**Short exercise:**
Select every line containing the word "JSON" from the material, and copy those lines.

(Records)
——
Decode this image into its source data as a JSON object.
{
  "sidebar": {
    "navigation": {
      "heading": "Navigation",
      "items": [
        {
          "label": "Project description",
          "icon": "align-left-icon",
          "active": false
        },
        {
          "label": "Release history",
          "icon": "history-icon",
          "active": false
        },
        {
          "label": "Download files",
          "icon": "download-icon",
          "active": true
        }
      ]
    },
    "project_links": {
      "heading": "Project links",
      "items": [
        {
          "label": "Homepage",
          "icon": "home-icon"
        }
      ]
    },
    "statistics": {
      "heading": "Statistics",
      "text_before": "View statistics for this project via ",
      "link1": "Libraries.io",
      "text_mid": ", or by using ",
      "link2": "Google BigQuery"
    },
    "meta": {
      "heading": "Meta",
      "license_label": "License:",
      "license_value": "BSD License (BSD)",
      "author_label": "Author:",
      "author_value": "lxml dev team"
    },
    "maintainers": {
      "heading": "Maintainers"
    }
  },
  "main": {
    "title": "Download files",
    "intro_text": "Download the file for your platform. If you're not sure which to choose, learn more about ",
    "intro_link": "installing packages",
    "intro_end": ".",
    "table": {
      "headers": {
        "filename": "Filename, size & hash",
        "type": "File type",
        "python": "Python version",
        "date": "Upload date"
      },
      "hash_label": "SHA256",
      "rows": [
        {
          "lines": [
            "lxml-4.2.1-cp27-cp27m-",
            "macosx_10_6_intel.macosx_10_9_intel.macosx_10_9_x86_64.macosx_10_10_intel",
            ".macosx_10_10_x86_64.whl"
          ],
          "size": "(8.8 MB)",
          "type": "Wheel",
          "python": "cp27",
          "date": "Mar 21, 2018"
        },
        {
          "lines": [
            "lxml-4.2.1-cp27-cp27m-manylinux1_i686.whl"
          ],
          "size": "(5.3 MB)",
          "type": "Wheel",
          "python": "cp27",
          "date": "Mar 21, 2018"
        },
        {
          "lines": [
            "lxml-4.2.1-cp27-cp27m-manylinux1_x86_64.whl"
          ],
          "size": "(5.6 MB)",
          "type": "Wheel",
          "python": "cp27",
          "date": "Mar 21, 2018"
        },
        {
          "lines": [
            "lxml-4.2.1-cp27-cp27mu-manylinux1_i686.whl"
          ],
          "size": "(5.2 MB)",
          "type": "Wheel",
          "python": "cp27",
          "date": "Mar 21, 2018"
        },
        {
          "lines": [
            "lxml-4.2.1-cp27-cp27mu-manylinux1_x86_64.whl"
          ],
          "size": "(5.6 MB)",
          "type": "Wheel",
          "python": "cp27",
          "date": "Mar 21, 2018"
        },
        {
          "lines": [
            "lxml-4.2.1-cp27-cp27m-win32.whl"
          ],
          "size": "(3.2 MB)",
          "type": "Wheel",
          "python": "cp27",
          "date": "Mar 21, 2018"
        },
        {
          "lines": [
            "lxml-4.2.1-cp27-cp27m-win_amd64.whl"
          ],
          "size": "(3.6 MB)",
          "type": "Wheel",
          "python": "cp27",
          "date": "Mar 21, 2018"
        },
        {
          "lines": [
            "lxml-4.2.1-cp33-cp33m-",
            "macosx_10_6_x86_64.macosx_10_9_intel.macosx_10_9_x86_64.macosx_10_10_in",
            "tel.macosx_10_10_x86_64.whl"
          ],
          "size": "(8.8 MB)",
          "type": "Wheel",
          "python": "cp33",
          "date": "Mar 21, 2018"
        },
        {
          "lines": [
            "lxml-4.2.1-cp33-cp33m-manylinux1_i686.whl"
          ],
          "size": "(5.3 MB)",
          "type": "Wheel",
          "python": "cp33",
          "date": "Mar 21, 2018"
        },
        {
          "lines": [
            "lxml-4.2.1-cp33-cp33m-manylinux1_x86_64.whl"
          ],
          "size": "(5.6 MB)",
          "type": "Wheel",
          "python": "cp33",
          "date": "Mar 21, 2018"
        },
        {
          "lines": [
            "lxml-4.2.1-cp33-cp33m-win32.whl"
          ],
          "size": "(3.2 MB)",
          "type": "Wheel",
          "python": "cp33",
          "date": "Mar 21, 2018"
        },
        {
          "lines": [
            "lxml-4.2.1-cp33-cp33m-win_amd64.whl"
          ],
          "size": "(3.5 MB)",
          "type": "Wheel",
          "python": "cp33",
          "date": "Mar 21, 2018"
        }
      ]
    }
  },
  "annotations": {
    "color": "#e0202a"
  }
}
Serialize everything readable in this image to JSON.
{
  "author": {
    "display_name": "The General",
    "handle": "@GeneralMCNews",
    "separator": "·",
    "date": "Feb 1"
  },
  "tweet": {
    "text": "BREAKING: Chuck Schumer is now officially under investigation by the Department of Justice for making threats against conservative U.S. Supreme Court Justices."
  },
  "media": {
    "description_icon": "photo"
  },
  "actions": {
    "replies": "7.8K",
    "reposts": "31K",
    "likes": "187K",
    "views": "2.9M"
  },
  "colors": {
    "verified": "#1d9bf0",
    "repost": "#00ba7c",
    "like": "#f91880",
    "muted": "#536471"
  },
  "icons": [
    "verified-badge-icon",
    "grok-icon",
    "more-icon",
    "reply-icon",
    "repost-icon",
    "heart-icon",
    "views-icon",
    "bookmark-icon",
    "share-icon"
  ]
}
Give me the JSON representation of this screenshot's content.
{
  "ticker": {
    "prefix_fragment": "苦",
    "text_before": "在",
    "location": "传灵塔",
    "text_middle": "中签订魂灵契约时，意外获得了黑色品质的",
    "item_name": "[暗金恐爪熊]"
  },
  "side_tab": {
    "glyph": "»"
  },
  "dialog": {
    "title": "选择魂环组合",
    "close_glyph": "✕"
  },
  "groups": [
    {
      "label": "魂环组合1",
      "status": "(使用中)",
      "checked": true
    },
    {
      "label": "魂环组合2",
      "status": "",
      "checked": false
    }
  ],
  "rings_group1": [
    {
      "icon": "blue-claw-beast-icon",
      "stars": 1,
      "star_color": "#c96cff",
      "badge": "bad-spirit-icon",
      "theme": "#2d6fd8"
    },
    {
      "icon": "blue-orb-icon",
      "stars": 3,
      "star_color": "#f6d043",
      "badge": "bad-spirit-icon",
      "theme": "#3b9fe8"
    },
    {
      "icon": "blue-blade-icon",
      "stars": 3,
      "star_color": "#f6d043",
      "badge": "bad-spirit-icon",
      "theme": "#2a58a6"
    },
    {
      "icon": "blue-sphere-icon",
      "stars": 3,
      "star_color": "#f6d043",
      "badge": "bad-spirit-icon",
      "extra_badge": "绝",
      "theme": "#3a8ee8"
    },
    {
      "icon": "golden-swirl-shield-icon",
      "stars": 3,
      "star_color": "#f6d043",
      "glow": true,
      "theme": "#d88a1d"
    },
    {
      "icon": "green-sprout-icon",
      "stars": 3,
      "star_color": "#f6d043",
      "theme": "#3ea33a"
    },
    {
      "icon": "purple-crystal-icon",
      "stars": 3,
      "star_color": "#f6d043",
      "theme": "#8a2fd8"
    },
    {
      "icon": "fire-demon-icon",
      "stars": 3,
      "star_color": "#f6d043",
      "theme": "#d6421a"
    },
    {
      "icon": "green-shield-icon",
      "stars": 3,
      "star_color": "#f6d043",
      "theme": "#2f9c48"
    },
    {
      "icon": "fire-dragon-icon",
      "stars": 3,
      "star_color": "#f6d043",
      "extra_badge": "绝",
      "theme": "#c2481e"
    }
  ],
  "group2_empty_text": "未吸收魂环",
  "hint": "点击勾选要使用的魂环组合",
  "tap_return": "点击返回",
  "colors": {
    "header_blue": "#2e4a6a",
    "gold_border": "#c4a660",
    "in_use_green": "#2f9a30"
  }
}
——
**Output below:**
Decode this image into its source data as a JSON object.
Serialize everything readable in this image to JSON.
Give me the JSON representation of this screenshot's content.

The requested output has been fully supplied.